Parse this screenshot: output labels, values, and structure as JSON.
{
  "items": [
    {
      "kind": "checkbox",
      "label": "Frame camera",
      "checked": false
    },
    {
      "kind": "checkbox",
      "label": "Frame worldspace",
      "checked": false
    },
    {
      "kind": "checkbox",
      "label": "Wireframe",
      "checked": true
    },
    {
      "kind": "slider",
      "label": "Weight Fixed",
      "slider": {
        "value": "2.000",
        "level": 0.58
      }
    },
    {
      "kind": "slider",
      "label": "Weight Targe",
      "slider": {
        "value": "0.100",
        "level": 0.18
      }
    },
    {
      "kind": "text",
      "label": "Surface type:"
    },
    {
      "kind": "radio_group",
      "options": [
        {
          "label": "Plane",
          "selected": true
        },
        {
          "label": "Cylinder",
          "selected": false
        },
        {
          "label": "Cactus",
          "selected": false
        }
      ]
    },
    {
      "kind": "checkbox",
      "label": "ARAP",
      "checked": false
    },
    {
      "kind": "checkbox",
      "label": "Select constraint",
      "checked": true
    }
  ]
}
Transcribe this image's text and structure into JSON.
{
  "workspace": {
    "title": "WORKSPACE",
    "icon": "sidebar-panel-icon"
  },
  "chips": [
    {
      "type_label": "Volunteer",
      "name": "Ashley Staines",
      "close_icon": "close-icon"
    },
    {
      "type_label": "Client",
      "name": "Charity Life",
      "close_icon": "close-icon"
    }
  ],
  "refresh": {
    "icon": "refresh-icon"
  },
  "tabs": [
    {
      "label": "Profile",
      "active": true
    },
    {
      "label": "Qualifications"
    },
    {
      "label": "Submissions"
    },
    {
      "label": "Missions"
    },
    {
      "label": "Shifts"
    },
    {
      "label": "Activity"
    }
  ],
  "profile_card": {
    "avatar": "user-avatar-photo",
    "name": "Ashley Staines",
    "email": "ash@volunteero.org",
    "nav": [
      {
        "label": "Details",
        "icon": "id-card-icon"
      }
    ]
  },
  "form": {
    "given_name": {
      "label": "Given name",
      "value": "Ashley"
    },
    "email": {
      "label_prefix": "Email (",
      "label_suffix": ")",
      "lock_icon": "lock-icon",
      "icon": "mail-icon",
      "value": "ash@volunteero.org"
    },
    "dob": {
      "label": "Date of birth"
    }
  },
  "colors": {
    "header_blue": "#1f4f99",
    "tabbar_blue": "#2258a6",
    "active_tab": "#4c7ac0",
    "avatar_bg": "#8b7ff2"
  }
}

|---|

§ Requirements
Scan the material line by line and report each one that contains "JSON".

§ Response below
Parse this screenshot: output labels, values, and structure as JSON.
Transcribe this image's text and structure into JSON.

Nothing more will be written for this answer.